§ EXERCISE DETAILS: Skip all pictures, then print the remaining material exactly.

>> START

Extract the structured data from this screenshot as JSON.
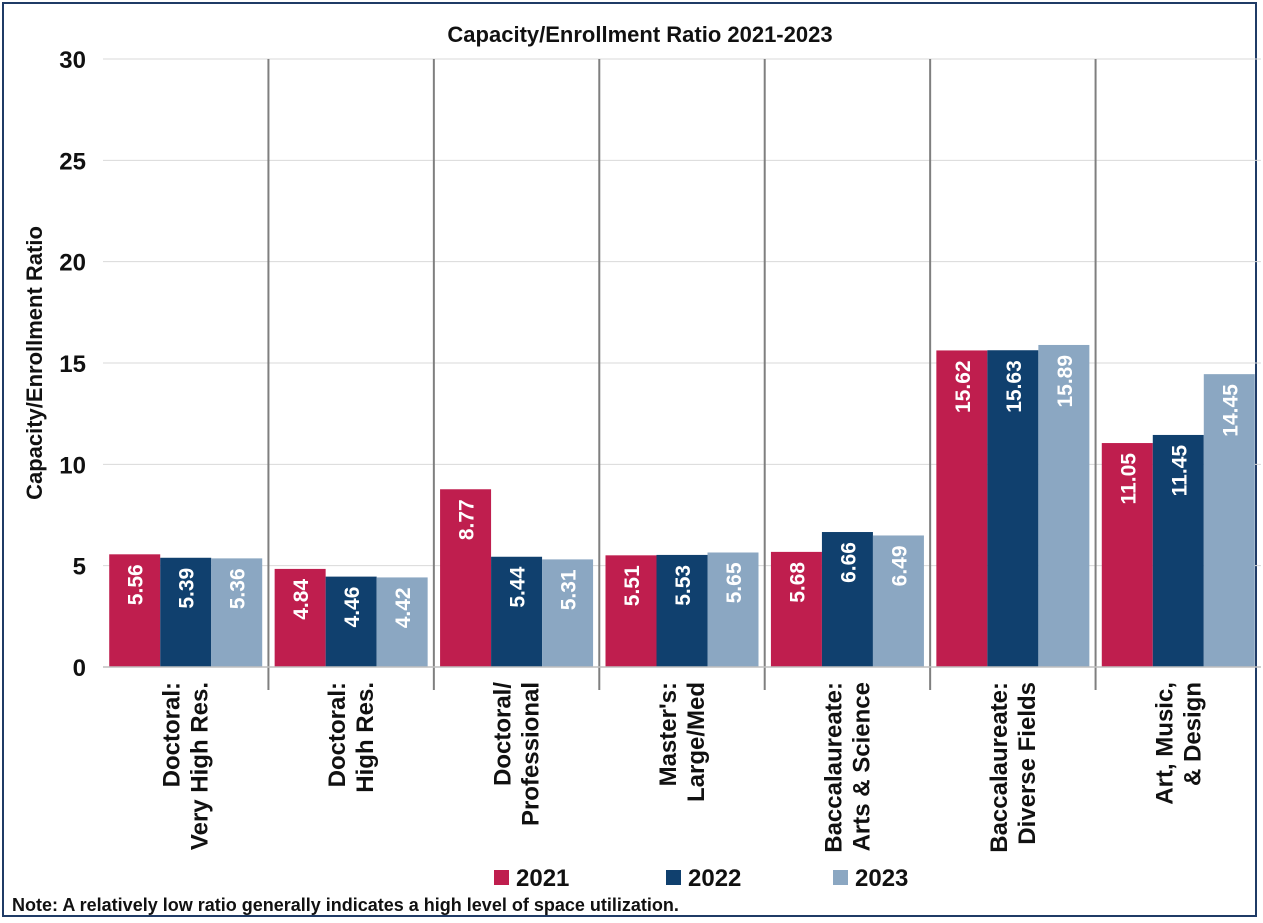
{
  "chart_data": {
    "type": "bar",
    "title": "Capacity/Enrollment Ratio 2021-2023",
    "ylabel": "Capacity/Enrollment  Ratio",
    "xlabel": "",
    "ylim": [
      0,
      30
    ],
    "yticks": [
      0,
      5,
      10,
      15,
      20,
      25,
      30
    ],
    "grid": true,
    "legend": "bottom",
    "categories": [
      [
        "Doctoral:",
        "Very High Res."
      ],
      [
        "Doctoral:",
        "High Res."
      ],
      [
        "Doctoral/",
        "Professional"
      ],
      [
        "Master's:",
        "Large/Med"
      ],
      [
        "Baccalaureate:",
        "Arts & Science"
      ],
      [
        "Baccalaureate:",
        "Diverse Fields"
      ],
      [
        "Art, Music,",
        "& Design"
      ]
    ],
    "series": [
      {
        "name": "2021",
        "color": "#bf1e4e",
        "values": [
          5.56,
          4.84,
          8.77,
          5.51,
          5.68,
          15.62,
          11.05
        ],
        "labels": [
          "5.56",
          "4.84",
          "8.77",
          "5.51",
          "5.68",
          "15.62",
          "11.05"
        ]
      },
      {
        "name": "2022",
        "color": "#10406e",
        "values": [
          5.39,
          4.46,
          5.44,
          5.53,
          6.66,
          15.63,
          11.45
        ],
        "labels": [
          "5.39",
          "4.46",
          "5.44",
          "5.53",
          "6.66",
          "15.63",
          "11.45"
        ]
      },
      {
        "name": "2023",
        "color": "#8ba7c2",
        "values": [
          5.36,
          4.42,
          5.31,
          5.65,
          6.49,
          15.89,
          14.45
        ],
        "labels": [
          "5.36",
          "4.42",
          "5.31",
          "5.65",
          "6.49",
          "15.89",
          "14.45"
        ]
      }
    ],
    "note": "Note: A relatively low ratio generally indicates a high level of space utilization."
  }
}
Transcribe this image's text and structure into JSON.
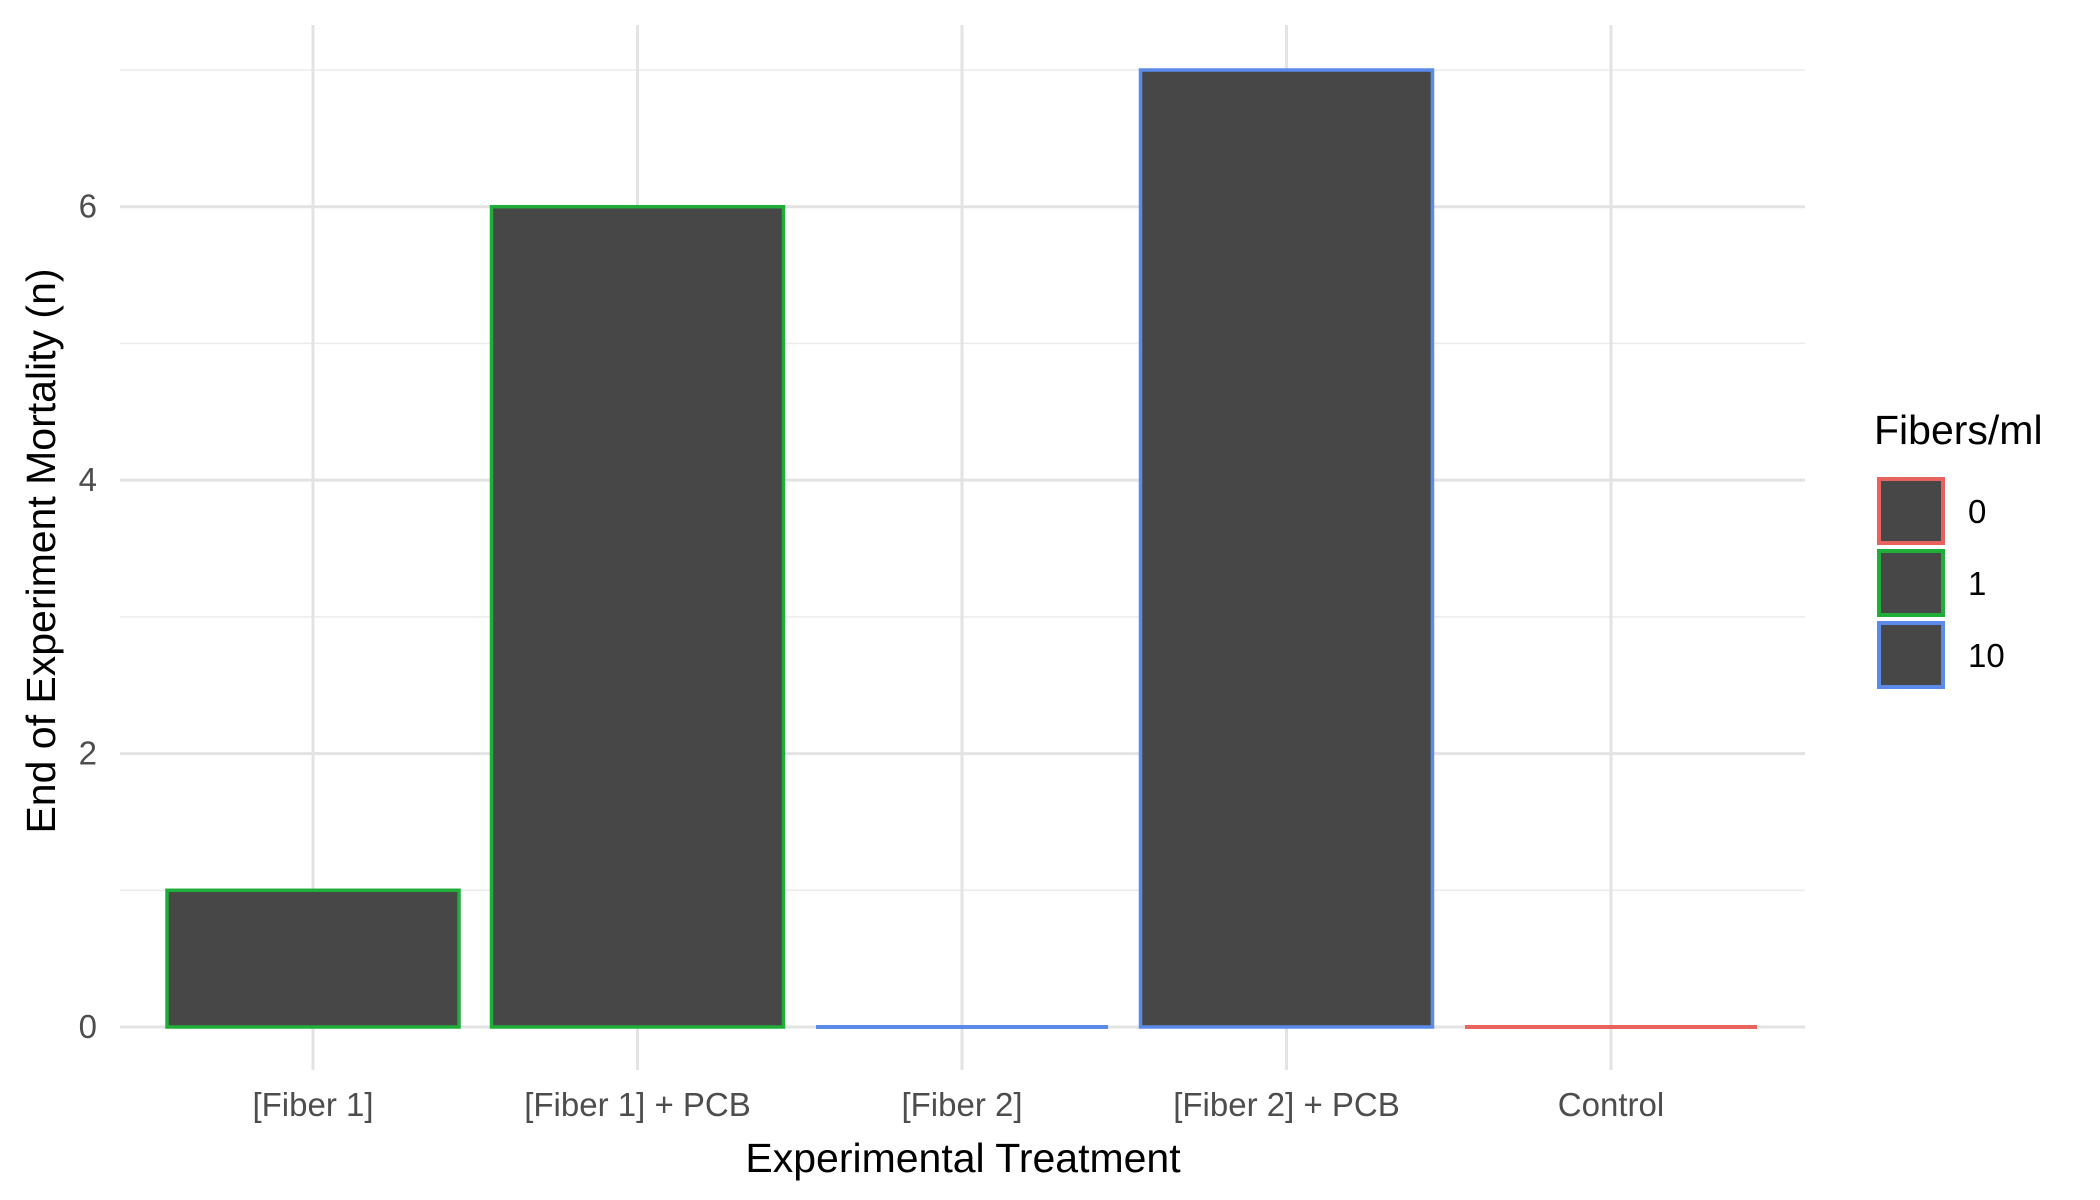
{
  "chart_data": {
    "type": "bar",
    "title": "",
    "xlabel": "Experimental Treatment",
    "ylabel": "End of Experiment Mortality (n)",
    "categories": [
      "[Fiber 1]",
      "[Fiber 1] + PCB",
      "[Fiber 2]",
      "[Fiber 2] + PCB",
      "Control"
    ],
    "values": [
      1,
      6,
      0,
      7,
      0
    ],
    "outline_group": [
      "1",
      "1",
      "10",
      "10",
      "0"
    ],
    "bar_fill": "#474747",
    "ylim": [
      0,
      7.2
    ],
    "yticks": [
      0,
      2,
      4,
      6
    ],
    "grid": true,
    "legend": {
      "title": "Fibers/ml",
      "placement": "right",
      "entries": [
        {
          "label": "0",
          "color": "#E8635E"
        },
        {
          "label": "1",
          "color": "#1FAE38"
        },
        {
          "label": "10",
          "color": "#5B8BEA"
        }
      ]
    }
  }
}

>> END

§ EXERCISE SOLUTION:
Extract the structured data from this screenshot as JSON.
{
  "chart_data": {
    "type": "bar",
    "title": "Capacity/Enrollment Ratio 2021-2023",
    "ylabel": "Capacity/Enrollment  Ratio",
    "xlabel": "",
    "ylim": [
      0,
      30
    ],
    "yticks": [
      0,
      5,
      10,
      15,
      20,
      25,
      30
    ],
    "grid": true,
    "legend": "bottom",
    "categories": [
      [
        "Doctoral:",
        "Very High Res."
      ],
      [
        "Doctoral:",
        "High Res."
      ],
      [
        "Doctoral/",
        "Professional"
      ],
      [
        "Master's:",
        "Large/Med"
      ],
      [
        "Baccalaureate:",
        "Arts & Science"
      ],
      [
        "Baccalaureate:",
        "Diverse Fields"
      ],
      [
        "Art, Music,",
        "& Design"
      ]
    ],
    "series": [
      {
        "name": "2021",
        "color": "#bf1e4e",
        "values": [
          5.56,
          4.84,
          8.77,
          5.51,
          5.68,
          15.62,
          11.05
        ],
        "labels": [
          "5.56",
          "4.84",
          "8.77",
          "5.51",
          "5.68",
          "15.62",
          "11.05"
        ]
      },
      {
        "name": "2022",
        "color": "#10406e",
        "values": [
          5.39,
          4.46,
          5.44,
          5.53,
          6.66,
          15.63,
          11.45
        ],
        "labels": [
          "5.39",
          "4.46",
          "5.44",
          "5.53",
          "6.66",
          "15.63",
          "11.45"
        ]
      },
      {
        "name": "2023",
        "color": "#8ba7c2",
        "values": [
          5.36,
          4.42,
          5.31,
          5.65,
          6.49,
          15.89,
          14.45
        ],
        "labels": [
          "5.36",
          "4.42",
          "5.31",
          "5.65",
          "6.49",
          "15.89",
          "14.45"
        ]
      }
    ],
    "note": "Note: A relatively low ratio generally indicates a high level of space utilization."
  }
}
Transcribe this image's text and structure into JSON.
{
  "chart_data": {
    "type": "bar",
    "title": "",
    "xlabel": "Experimental Treatment",
    "ylabel": "End of Experiment Mortality (n)",
    "categories": [
      "[Fiber 1]",
      "[Fiber 1] + PCB",
      "[Fiber 2]",
      "[Fiber 2] + PCB",
      "Control"
    ],
    "values": [
      1,
      6,
      0,
      7,
      0
    ],
    "outline_group": [
      "1",
      "1",
      "10",
      "10",
      "0"
    ],
    "bar_fill": "#474747",
    "ylim": [
      0,
      7.2
    ],
    "yticks": [
      0,
      2,
      4,
      6
    ],
    "grid": true,
    "legend": {
      "title": "Fibers/ml",
      "placement": "right",
      "entries": [
        {
          "label": "0",
          "color": "#E8635E"
        },
        {
          "label": "1",
          "color": "#1FAE38"
        },
        {
          "label": "10",
          "color": "#5B8BEA"
        }
      ]
    }
  }
}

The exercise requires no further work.